═══ Data for this task

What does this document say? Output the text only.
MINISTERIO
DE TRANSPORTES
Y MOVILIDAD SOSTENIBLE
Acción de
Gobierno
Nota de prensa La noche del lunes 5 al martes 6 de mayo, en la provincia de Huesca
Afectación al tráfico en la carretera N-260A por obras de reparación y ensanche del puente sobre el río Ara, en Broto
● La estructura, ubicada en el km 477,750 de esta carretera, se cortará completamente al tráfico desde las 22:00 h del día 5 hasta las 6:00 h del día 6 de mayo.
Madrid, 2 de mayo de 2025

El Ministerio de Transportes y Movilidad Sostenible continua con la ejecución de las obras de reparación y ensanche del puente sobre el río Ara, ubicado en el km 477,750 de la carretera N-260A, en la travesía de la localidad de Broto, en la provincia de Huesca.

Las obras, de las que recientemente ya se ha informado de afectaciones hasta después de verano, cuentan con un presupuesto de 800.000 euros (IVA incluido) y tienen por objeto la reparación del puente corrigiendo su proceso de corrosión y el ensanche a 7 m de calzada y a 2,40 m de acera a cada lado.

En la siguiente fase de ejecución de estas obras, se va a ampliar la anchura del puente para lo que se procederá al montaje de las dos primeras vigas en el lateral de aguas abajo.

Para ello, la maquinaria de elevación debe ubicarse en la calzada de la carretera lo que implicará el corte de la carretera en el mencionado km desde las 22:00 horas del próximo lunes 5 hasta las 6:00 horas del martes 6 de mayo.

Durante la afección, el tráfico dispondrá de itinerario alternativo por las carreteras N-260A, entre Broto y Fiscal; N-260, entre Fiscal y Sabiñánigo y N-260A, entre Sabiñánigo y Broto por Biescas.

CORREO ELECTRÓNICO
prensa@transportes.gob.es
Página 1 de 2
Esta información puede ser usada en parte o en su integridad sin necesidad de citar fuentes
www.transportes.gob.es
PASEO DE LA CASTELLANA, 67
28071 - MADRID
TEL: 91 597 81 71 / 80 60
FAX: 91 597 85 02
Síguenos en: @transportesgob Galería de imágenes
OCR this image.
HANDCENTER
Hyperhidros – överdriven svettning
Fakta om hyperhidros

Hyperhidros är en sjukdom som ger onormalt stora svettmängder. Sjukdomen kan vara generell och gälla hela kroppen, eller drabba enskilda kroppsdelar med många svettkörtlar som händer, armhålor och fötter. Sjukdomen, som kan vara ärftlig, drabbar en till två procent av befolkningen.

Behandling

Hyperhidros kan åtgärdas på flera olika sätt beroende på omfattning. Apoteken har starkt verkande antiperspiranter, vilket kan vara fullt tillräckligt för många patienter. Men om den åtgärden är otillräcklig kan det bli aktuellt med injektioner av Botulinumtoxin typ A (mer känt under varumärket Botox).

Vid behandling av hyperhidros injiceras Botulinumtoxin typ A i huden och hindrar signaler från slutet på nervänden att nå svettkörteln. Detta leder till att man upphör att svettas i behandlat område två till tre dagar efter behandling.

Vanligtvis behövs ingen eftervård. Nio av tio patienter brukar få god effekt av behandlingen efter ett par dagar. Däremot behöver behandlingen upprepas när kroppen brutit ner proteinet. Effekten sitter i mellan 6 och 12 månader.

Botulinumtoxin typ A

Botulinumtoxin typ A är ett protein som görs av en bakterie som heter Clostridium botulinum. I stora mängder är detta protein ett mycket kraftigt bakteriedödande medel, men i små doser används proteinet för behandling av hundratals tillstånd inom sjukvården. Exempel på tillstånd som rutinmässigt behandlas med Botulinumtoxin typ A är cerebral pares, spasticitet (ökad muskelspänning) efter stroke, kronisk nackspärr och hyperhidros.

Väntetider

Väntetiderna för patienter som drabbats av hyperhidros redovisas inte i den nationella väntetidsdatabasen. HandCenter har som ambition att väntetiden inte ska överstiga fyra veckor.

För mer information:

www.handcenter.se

══════

* What is needed *
Line by line, copy the data above exactly as it reads.

* Reply to the task *
What does this document say? Output the text only.
MINISTERIO
DE TRANSPORTES
Y MOVILIDAD SOSTENIBLE
Acción de
Gobierno
Nota de prensa La noche del lunes 5 al martes 6 de mayo, en la provincia de Huesca
Afectación al tráfico en la carretera N-260A por obras de reparación y ensanche del puente sobre el río Ara, en Broto
● La estructura, ubicada en el km 477,750 de esta carretera, se cortará completamente al tráfico desde las 22:00 h del día 5 hasta las 6:00 h del día 6 de mayo.
Madrid, 2 de mayo de 2025

El Ministerio de Transportes y Movilidad Sostenible continua con la ejecución de las obras de reparación y ensanche del puente sobre el río Ara, ubicado en el km 477,750 de la carretera N-260A, en la travesía de la localidad de Broto, en la provincia de Huesca.

Las obras, de las que recientemente ya se ha informado de afectaciones hasta después de verano, cuentan con un presupuesto de 800.000 euros (IVA incluido) y tienen por objeto la reparación del puente corrigiendo su proceso de corrosión y el ensanche a 7 m de calzada y a 2,40 m de acera a cada lado.

En la siguiente fase de ejecución de estas obras, se va a ampliar la anchura del puente para lo que se procederá al montaje de las dos primeras vigas en el lateral de aguas abajo.

Para ello, la maquinaria de elevación debe ubicarse en la calzada de la carretera lo que implicará el corte de la carretera en el mencionado km desde las 22:00 horas del próximo lunes 5 hasta las 6:00 horas del martes 6 de mayo.

Durante la afección, el tráfico dispondrá de itinerario alternativo por las carreteras N-260A, entre Broto y Fiscal; N-260, entre Fiscal y Sabiñánigo y N-260A, entre Sabiñánigo y Broto por Biescas.

CORREO ELECTRÓNICO
prensa@transportes.gob.es
Página 1 de 2
Esta información puede ser usada en parte o en su integridad sin necesidad de citar fuentes
www.transportes.gob.es
PASEO DE LA CASTELLANA, 67
28071 - MADRID
TEL: 91 597 81 71 / 80 60
FAX: 91 597 85 02
Síguenos en: @transportesgob Galería de imágenes
OCR this image.
HANDCENTER
Hyperhidros – överdriven svettning
Fakta om hyperhidros

Hyperhidros är en sjukdom som ger onormalt stora svettmängder. Sjukdomen kan vara generell och gälla hela kroppen, eller drabba enskilda kroppsdelar med många svettkörtlar som händer, armhålor och fötter. Sjukdomen, som kan vara ärftlig, drabbar en till två procent av befolkningen.

Behandling

Hyperhidros kan åtgärdas på flera olika sätt beroende på omfattning. Apoteken har starkt verkande antiperspiranter, vilket kan vara fullt tillräckligt för många patienter. Men om den åtgärden är otillräcklig kan det bli aktuellt med injektioner av Botulinumtoxin typ A (mer känt under varumärket Botox).

Vid behandling av hyperhidros injiceras Botulinumtoxin typ A i huden och hindrar signaler från slutet på nervänden att nå svettkörteln. Detta leder till att man upphör att svettas i behandlat område två till tre dagar efter behandling.

Vanligtvis behövs ingen eftervård. Nio av tio patienter brukar få god effekt av behandlingen efter ett par dagar. Däremot behöver behandlingen upprepas när kroppen brutit ner proteinet. Effekten sitter i mellan 6 och 12 månader.

Botulinumtoxin typ A

Botulinumtoxin typ A är ett protein som görs av en bakterie som heter Clostridium botulinum. I stora mängder är detta protein ett mycket kraftigt bakteriedödande medel, men i små doser används proteinet för behandling av hundratals tillstånd inom sjukvården. Exempel på tillstånd som rutinmässigt behandlas med Botulinumtoxin typ A är cerebral pares, spasticitet (ökad muskelspänning) efter stroke, kronisk nackspärr och hyperhidros.

Väntetider

Väntetiderna för patienter som drabbats av hyperhidros redovisas inte i den nationella väntetidsdatabasen. HandCenter har som ambition att väntetiden inte ska överstiga fyra veckor.

För mer information:

www.handcenter.se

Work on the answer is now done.